Dataset content >>
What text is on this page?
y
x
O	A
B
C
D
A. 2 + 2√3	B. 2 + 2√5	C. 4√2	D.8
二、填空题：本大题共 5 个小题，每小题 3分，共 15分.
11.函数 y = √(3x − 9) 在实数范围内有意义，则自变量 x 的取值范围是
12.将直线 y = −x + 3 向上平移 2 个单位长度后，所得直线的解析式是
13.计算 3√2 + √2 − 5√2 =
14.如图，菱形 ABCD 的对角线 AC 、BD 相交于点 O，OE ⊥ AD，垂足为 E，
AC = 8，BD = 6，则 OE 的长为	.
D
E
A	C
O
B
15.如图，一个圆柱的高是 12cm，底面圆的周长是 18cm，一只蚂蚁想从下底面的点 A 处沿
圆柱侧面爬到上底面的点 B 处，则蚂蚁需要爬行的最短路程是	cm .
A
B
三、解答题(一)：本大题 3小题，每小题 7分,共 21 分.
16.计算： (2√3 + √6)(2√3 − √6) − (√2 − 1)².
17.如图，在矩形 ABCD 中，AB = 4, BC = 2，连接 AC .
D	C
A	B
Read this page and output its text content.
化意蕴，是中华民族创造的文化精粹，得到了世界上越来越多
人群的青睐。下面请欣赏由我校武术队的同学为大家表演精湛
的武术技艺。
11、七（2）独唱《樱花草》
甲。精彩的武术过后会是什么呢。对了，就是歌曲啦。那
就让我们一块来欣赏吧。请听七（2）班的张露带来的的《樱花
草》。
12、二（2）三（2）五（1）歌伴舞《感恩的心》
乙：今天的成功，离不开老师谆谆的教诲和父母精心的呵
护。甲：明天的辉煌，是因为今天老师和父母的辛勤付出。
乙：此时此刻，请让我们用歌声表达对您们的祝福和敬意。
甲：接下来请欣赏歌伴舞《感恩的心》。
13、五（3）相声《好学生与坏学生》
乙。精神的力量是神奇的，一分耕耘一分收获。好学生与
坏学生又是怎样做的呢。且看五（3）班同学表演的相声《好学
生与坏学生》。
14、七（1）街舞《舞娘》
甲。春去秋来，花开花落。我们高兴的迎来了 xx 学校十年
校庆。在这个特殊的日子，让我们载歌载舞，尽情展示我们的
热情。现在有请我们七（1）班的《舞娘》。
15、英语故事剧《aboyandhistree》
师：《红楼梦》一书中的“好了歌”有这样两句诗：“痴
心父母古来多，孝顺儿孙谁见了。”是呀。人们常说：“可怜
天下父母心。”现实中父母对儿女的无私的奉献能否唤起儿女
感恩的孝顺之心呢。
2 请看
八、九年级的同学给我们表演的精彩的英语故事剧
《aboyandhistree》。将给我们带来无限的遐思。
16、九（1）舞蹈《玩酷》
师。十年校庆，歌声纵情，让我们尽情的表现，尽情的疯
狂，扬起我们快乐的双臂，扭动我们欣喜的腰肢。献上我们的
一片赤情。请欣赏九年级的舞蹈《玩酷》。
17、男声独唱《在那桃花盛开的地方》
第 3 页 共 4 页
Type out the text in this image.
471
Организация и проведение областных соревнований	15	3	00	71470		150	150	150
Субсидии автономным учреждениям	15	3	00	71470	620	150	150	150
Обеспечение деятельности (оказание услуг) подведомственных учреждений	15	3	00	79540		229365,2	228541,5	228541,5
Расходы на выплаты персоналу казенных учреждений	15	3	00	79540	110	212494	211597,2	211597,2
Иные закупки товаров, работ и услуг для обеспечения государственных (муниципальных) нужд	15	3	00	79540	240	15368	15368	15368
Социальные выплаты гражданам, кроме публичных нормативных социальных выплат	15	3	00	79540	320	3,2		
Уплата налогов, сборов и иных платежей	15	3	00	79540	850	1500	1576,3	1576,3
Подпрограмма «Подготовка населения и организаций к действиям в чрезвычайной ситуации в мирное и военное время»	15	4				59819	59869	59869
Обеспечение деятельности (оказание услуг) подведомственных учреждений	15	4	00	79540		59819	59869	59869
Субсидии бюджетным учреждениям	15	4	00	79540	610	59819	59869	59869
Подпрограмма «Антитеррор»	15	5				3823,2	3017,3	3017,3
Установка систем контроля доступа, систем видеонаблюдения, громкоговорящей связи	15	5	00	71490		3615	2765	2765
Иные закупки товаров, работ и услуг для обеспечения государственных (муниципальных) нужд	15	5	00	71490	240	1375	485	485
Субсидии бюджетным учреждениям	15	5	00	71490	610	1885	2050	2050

Task statement >> Reproduce the entries above exactly.

The solution >>
What text is on this page?
y
x
O	A
B
C
D
A. 2 + 2√3	B. 2 + 2√5	C. 4√2	D.8
二、填空题：本大题共 5 个小题，每小题 3分，共 15分.
11.函数 y = √(3x − 9) 在实数范围内有意义，则自变量 x 的取值范围是
12.将直线 y = −x + 3 向上平移 2 个单位长度后，所得直线的解析式是
13.计算 3√2 + √2 − 5√2 =
14.如图，菱形 ABCD 的对角线 AC 、BD 相交于点 O，OE ⊥ AD，垂足为 E，
AC = 8，BD = 6，则 OE 的长为	.
D
E
A	C
O
B
15.如图，一个圆柱的高是 12cm，底面圆的周长是 18cm，一只蚂蚁想从下底面的点 A 处沿
圆柱侧面爬到上底面的点 B 处，则蚂蚁需要爬行的最短路程是	cm .
A
B
三、解答题(一)：本大题 3小题，每小题 7分,共 21 分.
16.计算： (2√3 + √6)(2√3 − √6) − (√2 − 1)².
17.如图，在矩形 ABCD 中，AB = 4, BC = 2，连接 AC .
D	C
A	B
Read this page and output its text content.
化意蕴，是中华民族创造的文化精粹，得到了世界上越来越多
人群的青睐。下面请欣赏由我校武术队的同学为大家表演精湛
的武术技艺。
11、七（2）独唱《樱花草》
甲。精彩的武术过后会是什么呢。对了，就是歌曲啦。那
就让我们一块来欣赏吧。请听七（2）班的张露带来的的《樱花
草》。
12、二（2）三（2）五（1）歌伴舞《感恩的心》
乙：今天的成功，离不开老师谆谆的教诲和父母精心的呵
护。甲：明天的辉煌，是因为今天老师和父母的辛勤付出。
乙：此时此刻，请让我们用歌声表达对您们的祝福和敬意。
甲：接下来请欣赏歌伴舞《感恩的心》。
13、五（3）相声《好学生与坏学生》
乙。精神的力量是神奇的，一分耕耘一分收获。好学生与
坏学生又是怎样做的呢。且看五（3）班同学表演的相声《好学
生与坏学生》。
14、七（1）街舞《舞娘》
甲。春去秋来，花开花落。我们高兴的迎来了 xx 学校十年
校庆。在这个特殊的日子，让我们载歌载舞，尽情展示我们的
热情。现在有请我们七（1）班的《舞娘》。
15、英语故事剧《aboyandhistree》
师：《红楼梦》一书中的“好了歌”有这样两句诗：“痴
心父母古来多，孝顺儿孙谁见了。”是呀。人们常说：“可怜
天下父母心。”现实中父母对儿女的无私的奉献能否唤起儿女
感恩的孝顺之心呢。
2 请看
八、九年级的同学给我们表演的精彩的英语故事剧
《aboyandhistree》。将给我们带来无限的遐思。
16、九（1）舞蹈《玩酷》
师。十年校庆，歌声纵情，让我们尽情的表现，尽情的疯
狂，扬起我们快乐的双臂，扭动我们欣喜的腰肢。献上我们的
一片赤情。请欣赏九年级的舞蹈《玩酷》。
17、男声独唱《在那桃花盛开的地方》
第 3 页 共 4 页
Type out the text in this image.
471
Организация и проведение областных соревнований	15	3	00	71470		150	150	150
Субсидии автономным учреждениям	15	3	00	71470	620	150	150	150
Обеспечение деятельности (оказание услуг) подведомственных учреждений	15	3	00	79540		229365,2	228541,5	228541,5
Расходы на выплаты персоналу казенных учреждений	15	3	00	79540	110	212494	211597,2	211597,2
Иные закупки товаров, работ и услуг для обеспечения государственных (муниципальных) нужд	15	3	00	79540	240	15368	15368	15368
Социальные выплаты гражданам, кроме публичных нормативных социальных выплат	15	3	00	79540	320	3,2		
Уплата налогов, сборов и иных платежей	15	3	00	79540	850	1500	1576,3	1576,3
Подпрограмма «Подготовка населения и организаций к действиям в чрезвычайной ситуации в мирное и военное время»	15	4				59819	59869	59869
Обеспечение деятельности (оказание услуг) подведомственных учреждений	15	4	00	79540		59819	59869	59869
Субсидии бюджетным учреждениям	15	4	00	79540	610	59819	59869	59869
Подпрограмма «Антитеррор»	15	5				3823,2	3017,3	3017,3
Установка систем контроля доступа, систем видеонаблюдения, громкоговорящей связи	15	5	00	71490		3615	2765	2765
Иные закупки товаров, работ и услуг для обеспечения государственных (муниципальных) нужд	15	5	00	71490	240	1375	485	485
Субсидии бюджетным учреждениям	15	5	00	71490	610	1885	2050	2050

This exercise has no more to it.